• _What the task asks_
Render the entries from the first line up to and including the line with "button[interactable]: 2023Q4 xyxy=(0,630,613,693)" as a Markdown table with two columns, Row for a running number and Line for the line itself. Leave out any blank lines.

── Given entries ──

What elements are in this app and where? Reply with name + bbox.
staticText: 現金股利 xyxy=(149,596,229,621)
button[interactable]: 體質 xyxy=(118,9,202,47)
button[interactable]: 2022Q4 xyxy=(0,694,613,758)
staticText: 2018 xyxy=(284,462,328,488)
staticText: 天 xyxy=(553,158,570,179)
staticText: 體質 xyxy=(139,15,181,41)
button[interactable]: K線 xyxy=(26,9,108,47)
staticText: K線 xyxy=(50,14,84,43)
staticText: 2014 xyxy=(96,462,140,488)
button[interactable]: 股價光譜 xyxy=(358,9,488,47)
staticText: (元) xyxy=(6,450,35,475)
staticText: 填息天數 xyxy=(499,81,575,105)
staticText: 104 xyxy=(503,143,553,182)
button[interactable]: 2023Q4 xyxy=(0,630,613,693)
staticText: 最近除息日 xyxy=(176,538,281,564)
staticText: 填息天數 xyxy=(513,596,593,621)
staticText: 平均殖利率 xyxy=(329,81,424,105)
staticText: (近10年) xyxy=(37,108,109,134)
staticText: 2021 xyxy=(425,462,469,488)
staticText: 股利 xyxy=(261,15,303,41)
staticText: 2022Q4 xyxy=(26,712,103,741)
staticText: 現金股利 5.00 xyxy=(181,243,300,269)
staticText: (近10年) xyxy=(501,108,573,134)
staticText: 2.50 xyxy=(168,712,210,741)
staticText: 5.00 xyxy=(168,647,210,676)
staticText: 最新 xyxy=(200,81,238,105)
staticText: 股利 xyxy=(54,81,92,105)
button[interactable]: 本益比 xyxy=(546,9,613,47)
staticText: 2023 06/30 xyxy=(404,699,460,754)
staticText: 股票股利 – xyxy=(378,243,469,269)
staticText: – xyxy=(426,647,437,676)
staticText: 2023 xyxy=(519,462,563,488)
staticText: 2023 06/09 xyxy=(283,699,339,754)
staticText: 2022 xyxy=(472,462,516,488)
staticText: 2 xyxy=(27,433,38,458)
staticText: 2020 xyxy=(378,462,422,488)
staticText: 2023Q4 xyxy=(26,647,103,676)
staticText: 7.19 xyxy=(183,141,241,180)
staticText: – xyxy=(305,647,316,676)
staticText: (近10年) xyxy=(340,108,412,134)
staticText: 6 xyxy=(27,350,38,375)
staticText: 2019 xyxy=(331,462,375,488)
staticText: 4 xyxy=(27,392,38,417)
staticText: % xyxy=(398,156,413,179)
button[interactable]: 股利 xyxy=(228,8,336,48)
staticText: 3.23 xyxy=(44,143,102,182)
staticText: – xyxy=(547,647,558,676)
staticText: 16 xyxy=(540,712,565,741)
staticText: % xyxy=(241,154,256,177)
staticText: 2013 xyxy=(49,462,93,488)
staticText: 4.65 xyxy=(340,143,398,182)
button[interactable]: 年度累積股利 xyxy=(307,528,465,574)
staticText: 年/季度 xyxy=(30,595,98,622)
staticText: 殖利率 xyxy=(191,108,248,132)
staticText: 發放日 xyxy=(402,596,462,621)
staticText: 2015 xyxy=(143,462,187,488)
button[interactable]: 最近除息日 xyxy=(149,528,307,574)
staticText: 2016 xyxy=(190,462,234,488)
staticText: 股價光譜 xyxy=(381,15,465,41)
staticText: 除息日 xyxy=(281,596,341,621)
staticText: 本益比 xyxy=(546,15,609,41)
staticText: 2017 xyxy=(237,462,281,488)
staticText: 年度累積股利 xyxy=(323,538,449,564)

───

• _Response to the exercise_
| Row | Line |
|---|---|
| 1 | What elements are in this app and where? Reply with name + bbox. |
| 2 | staticText: 現金股利 xyxy=(149,596,229,621) |
| 3 | button[interactable]: 體質 xyxy=(118,9,202,47) |
| 4 | button[interactable]: 2022Q4 xyxy=(0,694,613,758) |
| 5 | staticText: 2018 xyxy=(284,462,328,488) |
| 6 | staticText: 天 xyxy=(553,158,570,179) |
| 7 | staticText: 體質 xyxy=(139,15,181,41) |
| 8 | button[interactable]: K線 xyxy=(26,9,108,47) |
| 9 | staticText: K線 xyxy=(50,14,84,43) |
| 10 | staticText: 2014 xyxy=(96,462,140,488) |
| 11 | button[interactable]: 股價光譜 xyxy=(358,9,488,47) |
| 12 | staticText: (元) xyxy=(6,450,35,475) |
| 13 | staticText: 填息天數 xyxy=(499,81,575,105) |
| 14 | staticText: 104 xyxy=(503,143,553,182) |
| 15 | button[interactable]: 2023Q4 xyxy=(0,630,613,693) |